Exercise: Look through the records below, and copy out every line that holds the string "value".

Records for this task:
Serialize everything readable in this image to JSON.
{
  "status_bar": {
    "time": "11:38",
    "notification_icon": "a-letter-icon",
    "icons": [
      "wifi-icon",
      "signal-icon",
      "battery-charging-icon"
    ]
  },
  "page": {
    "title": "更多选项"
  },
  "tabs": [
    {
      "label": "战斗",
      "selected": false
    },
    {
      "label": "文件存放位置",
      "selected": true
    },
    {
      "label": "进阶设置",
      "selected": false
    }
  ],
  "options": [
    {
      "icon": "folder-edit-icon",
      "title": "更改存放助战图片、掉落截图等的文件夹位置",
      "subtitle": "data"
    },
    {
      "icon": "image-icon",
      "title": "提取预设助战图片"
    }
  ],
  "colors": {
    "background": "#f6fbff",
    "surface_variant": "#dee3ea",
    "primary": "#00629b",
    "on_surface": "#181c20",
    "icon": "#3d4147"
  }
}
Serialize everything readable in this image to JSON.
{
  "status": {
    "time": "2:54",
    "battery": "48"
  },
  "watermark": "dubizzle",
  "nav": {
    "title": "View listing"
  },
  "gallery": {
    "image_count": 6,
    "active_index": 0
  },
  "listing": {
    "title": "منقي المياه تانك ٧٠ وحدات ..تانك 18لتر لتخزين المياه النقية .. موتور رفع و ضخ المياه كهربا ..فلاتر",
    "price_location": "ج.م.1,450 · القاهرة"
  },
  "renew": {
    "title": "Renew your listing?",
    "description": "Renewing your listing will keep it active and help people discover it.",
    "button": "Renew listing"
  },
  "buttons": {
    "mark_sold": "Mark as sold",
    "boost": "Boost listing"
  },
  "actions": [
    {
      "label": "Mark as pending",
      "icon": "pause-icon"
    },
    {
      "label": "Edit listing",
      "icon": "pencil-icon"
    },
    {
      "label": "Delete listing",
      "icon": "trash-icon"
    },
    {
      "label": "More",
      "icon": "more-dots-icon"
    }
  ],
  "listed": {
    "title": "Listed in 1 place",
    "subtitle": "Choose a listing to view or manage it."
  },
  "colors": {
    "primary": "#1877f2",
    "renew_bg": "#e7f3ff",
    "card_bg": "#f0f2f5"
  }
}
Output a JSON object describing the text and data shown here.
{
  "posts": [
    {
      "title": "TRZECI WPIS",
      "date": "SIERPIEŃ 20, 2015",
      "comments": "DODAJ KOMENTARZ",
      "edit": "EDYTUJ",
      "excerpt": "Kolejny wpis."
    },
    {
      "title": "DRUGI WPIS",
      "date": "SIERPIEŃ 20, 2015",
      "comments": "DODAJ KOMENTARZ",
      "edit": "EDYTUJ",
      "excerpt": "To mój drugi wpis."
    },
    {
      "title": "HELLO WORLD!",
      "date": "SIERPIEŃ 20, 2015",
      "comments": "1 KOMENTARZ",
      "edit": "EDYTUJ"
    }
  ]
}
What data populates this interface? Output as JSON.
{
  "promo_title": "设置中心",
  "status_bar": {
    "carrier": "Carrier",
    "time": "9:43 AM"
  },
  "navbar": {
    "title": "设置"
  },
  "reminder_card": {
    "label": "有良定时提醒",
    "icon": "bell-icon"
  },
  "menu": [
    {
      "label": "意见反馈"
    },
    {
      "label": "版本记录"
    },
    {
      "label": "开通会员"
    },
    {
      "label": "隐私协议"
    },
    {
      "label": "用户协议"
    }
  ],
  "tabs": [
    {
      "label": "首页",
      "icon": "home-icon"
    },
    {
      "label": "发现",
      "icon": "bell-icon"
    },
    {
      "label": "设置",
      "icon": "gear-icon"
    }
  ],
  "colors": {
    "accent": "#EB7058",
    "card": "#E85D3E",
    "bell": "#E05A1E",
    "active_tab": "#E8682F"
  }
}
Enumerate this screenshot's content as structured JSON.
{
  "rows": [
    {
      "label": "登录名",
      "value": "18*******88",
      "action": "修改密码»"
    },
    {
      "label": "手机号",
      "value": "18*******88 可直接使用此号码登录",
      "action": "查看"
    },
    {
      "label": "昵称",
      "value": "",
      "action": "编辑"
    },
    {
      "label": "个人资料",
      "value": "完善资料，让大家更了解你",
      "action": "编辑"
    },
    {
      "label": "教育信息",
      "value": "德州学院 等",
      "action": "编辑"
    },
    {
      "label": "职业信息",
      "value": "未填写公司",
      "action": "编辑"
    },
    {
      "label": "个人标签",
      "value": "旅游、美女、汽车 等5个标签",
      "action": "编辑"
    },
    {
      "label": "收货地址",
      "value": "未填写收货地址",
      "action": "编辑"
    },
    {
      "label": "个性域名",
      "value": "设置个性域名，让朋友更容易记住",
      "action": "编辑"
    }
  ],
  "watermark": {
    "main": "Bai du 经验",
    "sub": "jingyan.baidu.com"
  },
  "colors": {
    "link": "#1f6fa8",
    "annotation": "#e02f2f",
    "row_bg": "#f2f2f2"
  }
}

Complete answer:
      "value": "18*******88",
      "value": "18*******88 可直接使用此号码登录",
      "value": "",
      "value": "完善资料，让大家更了解你",
      "value": "德州学院 等",
      "value": "未填写公司",
      "value": "旅游、美女、汽车 等5个标签",
      "value": "未填写收货地址",
      "value": "设置个性域名，让朋友更容易记住",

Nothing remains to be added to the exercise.